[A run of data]
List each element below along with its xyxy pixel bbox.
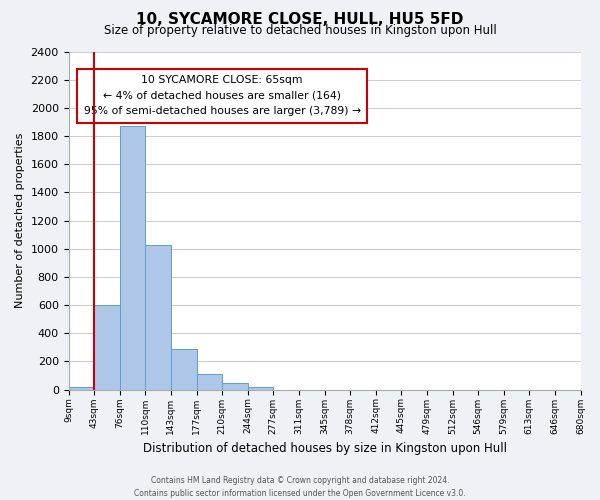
Bar [197, 374, 222, 390]
Text: Size of property relative to detached houses in Kingston upon Hull: Size of property relative to detached ho… [104, 24, 496, 37]
Bar [145, 244, 171, 390]
Y-axis label: Number of detached properties: Number of detached properties [15, 133, 25, 308]
Bar [171, 350, 197, 390]
Text: 10 SYCAMORE CLOSE: 65sqm
← 4% of detached houses are smaller (164)
95% of semi-d: 10 SYCAMORE CLOSE: 65sqm ← 4% of detache… [83, 75, 361, 116]
Bar [68, 387, 94, 390]
Bar [120, 126, 145, 390]
X-axis label: Distribution of detached houses by size in Kingston upon Hull: Distribution of detached houses by size … [143, 442, 506, 455]
Text: Contains HM Land Registry data © Crown copyright and database right 2024.
Contai: Contains HM Land Registry data © Crown c… [134, 476, 466, 498]
Bar [248, 387, 274, 390]
Bar [222, 384, 248, 390]
Bar [94, 305, 120, 390]
Text: 10, SYCAMORE CLOSE, HULL, HU5 5FD: 10, SYCAMORE CLOSE, HULL, HU5 5FD [136, 12, 464, 26]
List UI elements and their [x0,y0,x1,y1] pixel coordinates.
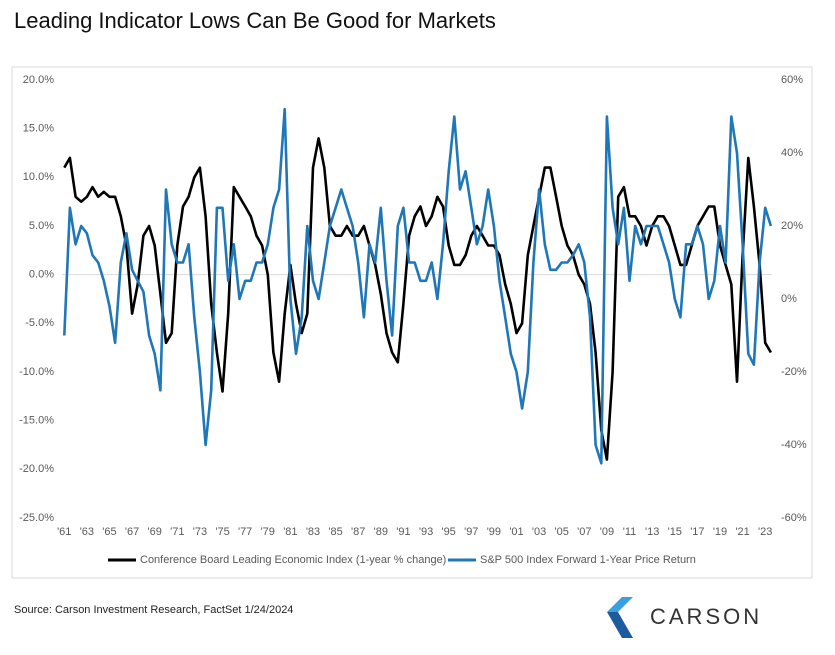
x-tick-label: '03 [532,526,546,538]
y2-tick-label: 40% [781,147,803,159]
y-tick-label: 20.0% [23,74,54,86]
x-tick-label: '17 [690,526,704,538]
x-tick-label: '23 [758,526,772,538]
x-tick-label: '91 [396,526,410,538]
y-tick-label: 0.0% [29,269,54,281]
logo-mark [607,597,633,612]
logo-text: CARSON [650,604,762,629]
x-tick-label: '83 [306,526,320,538]
x-tick-label: '81 [283,526,297,538]
y2-tick-label: -40% [781,439,807,451]
x-tick-label: '89 [374,526,388,538]
x-tick-label: '79 [261,526,275,538]
x-tick-label: '65 [102,526,116,538]
y-tick-label: -10.0% [19,366,54,378]
y2-tick-label: 0% [781,293,797,305]
x-tick-label: '87 [351,526,365,538]
y2-tick-label: -60% [781,512,807,524]
x-tick-label: '13 [645,526,659,538]
x-tick-label: '99 [487,526,501,538]
x-tick-label: '97 [464,526,478,538]
x-tick-label: '93 [419,526,433,538]
x-tick-label: '77 [238,526,252,538]
x-tick-label: '63 [80,526,94,538]
series-line [63,137,773,461]
y2-tick-label: 20% [781,220,803,232]
x-tick-label: '73 [193,526,207,538]
y-tick-label: 10.0% [23,171,54,183]
y2-tick-label: 60% [781,74,803,86]
chart-title: Leading Indicator Lows Can Be Good for M… [14,8,496,33]
x-tick-label: '11 [623,526,637,538]
x-tick-label: '09 [600,526,614,538]
x-tick-label: '75 [215,526,229,538]
y-tick-label: -25.0% [19,512,54,524]
y-tick-label: -5.0% [25,317,54,329]
x-tick-label: '69 [148,526,162,538]
y-tick-label: 15.0% [23,123,54,135]
x-tick-label: '67 [125,526,139,538]
x-tick-label: '05 [555,526,569,538]
x-tick-label: '21 [735,526,749,538]
y-tick-label: 5.0% [29,220,54,232]
x-tick-label: '01 [509,526,523,538]
x-tick-label: '19 [713,526,727,538]
chart-frame [11,66,813,579]
x-tick-label: '71 [170,526,184,538]
y-tick-label: -20.0% [19,463,54,475]
y-tick-label: -15.0% [19,415,54,427]
x-tick-label: '07 [577,526,591,538]
x-tick-label: '85 [328,526,342,538]
legend-label: S&P 500 Index Forward 1-Year Price Retur… [480,554,696,566]
logo: CARSON [607,597,762,638]
logo-mark [607,612,633,638]
y2-tick-label: -20% [781,366,807,378]
x-tick-label: '61 [57,526,71,538]
source-note: Source: Carson Investment Research, Fact… [14,604,293,616]
series-line [63,107,773,465]
legend-label: Conference Board Leading Economic Index … [140,554,446,566]
x-tick-label: '15 [668,526,682,538]
x-tick-label: '95 [441,526,455,538]
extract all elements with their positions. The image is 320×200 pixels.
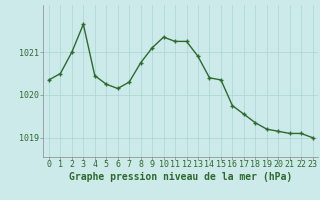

» **Exercise objective**
Pull out every line of the data above that includes the string "Contains".

» **Answer to this problem**
Text: Contains HM Land Registry data © Crown copyright and database right 2024.
Contai: Contains HM Land Registry data © Crown c… [134, 476, 466, 498]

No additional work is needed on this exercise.